[Excerpts from a figure dataset]
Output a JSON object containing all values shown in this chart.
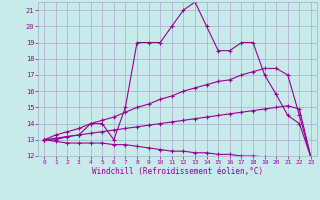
{
  "xlabel": "Windchill (Refroidissement éolien,°C)",
  "x": [
    0,
    1,
    2,
    3,
    4,
    5,
    6,
    7,
    8,
    9,
    10,
    11,
    12,
    13,
    14,
    15,
    16,
    17,
    18,
    19,
    20,
    21,
    22,
    23
  ],
  "line1": [
    13,
    13,
    13.2,
    13.3,
    14,
    14,
    13,
    15,
    19,
    19,
    19,
    20,
    21,
    21.5,
    20,
    18.5,
    18.5,
    19,
    19,
    17,
    15.8,
    14.5,
    14,
    11.9
  ],
  "line2": [
    13,
    13.3,
    13.5,
    13.7,
    14,
    14.2,
    14.4,
    14.7,
    15,
    15.2,
    15.5,
    15.7,
    16.0,
    16.2,
    16.4,
    16.6,
    16.7,
    17.0,
    17.2,
    17.4,
    17.4,
    17.0,
    14.5,
    11.9
  ],
  "line3": [
    13,
    13.1,
    13.2,
    13.3,
    13.4,
    13.5,
    13.6,
    13.7,
    13.8,
    13.9,
    14.0,
    14.1,
    14.2,
    14.3,
    14.4,
    14.5,
    14.6,
    14.7,
    14.8,
    14.9,
    15.0,
    15.1,
    14.9,
    11.9
  ],
  "line4": [
    13,
    12.9,
    12.8,
    12.8,
    12.8,
    12.8,
    12.7,
    12.7,
    12.6,
    12.5,
    12.4,
    12.3,
    12.3,
    12.2,
    12.2,
    12.1,
    12.1,
    12.0,
    12.0,
    11.95,
    11.9,
    11.9,
    11.9,
    11.9
  ],
  "bg_color": "#c8eaea",
  "line_color": "#990099",
  "grid_color": "#aaaacc",
  "ylim": [
    12,
    21.5
  ],
  "xlim": [
    -0.5,
    23.5
  ],
  "yticks": [
    12,
    13,
    14,
    15,
    16,
    17,
    18,
    19,
    20,
    21
  ],
  "xticks": [
    0,
    1,
    2,
    3,
    4,
    5,
    6,
    7,
    8,
    9,
    10,
    11,
    12,
    13,
    14,
    15,
    16,
    17,
    18,
    19,
    20,
    21,
    22,
    23
  ]
}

* [Work required] Except for the pictures, copy the material above exactly.

* [Exercise response]
Output a JSON object containing all values shown in this chart.
{
  "xlabel": "Windchill (Refroidissement éolien,°C)",
  "x": [
    0,
    1,
    2,
    3,
    4,
    5,
    6,
    7,
    8,
    9,
    10,
    11,
    12,
    13,
    14,
    15,
    16,
    17,
    18,
    19,
    20,
    21,
    22,
    23
  ],
  "line1": [
    13,
    13,
    13.2,
    13.3,
    14,
    14,
    13,
    15,
    19,
    19,
    19,
    20,
    21,
    21.5,
    20,
    18.5,
    18.5,
    19,
    19,
    17,
    15.8,
    14.5,
    14,
    11.9
  ],
  "line2": [
    13,
    13.3,
    13.5,
    13.7,
    14,
    14.2,
    14.4,
    14.7,
    15,
    15.2,
    15.5,
    15.7,
    16.0,
    16.2,
    16.4,
    16.6,
    16.7,
    17.0,
    17.2,
    17.4,
    17.4,
    17.0,
    14.5,
    11.9
  ],
  "line3": [
    13,
    13.1,
    13.2,
    13.3,
    13.4,
    13.5,
    13.6,
    13.7,
    13.8,
    13.9,
    14.0,
    14.1,
    14.2,
    14.3,
    14.4,
    14.5,
    14.6,
    14.7,
    14.8,
    14.9,
    15.0,
    15.1,
    14.9,
    11.9
  ],
  "line4": [
    13,
    12.9,
    12.8,
    12.8,
    12.8,
    12.8,
    12.7,
    12.7,
    12.6,
    12.5,
    12.4,
    12.3,
    12.3,
    12.2,
    12.2,
    12.1,
    12.1,
    12.0,
    12.0,
    11.95,
    11.9,
    11.9,
    11.9,
    11.9
  ],
  "bg_color": "#c8eaea",
  "line_color": "#990099",
  "grid_color": "#aaaacc",
  "ylim": [
    12,
    21.5
  ],
  "xlim": [
    -0.5,
    23.5
  ],
  "yticks": [
    12,
    13,
    14,
    15,
    16,
    17,
    18,
    19,
    20,
    21
  ],
  "xticks": [
    0,
    1,
    2,
    3,
    4,
    5,
    6,
    7,
    8,
    9,
    10,
    11,
    12,
    13,
    14,
    15,
    16,
    17,
    18,
    19,
    20,
    21,
    22,
    23
  ]
}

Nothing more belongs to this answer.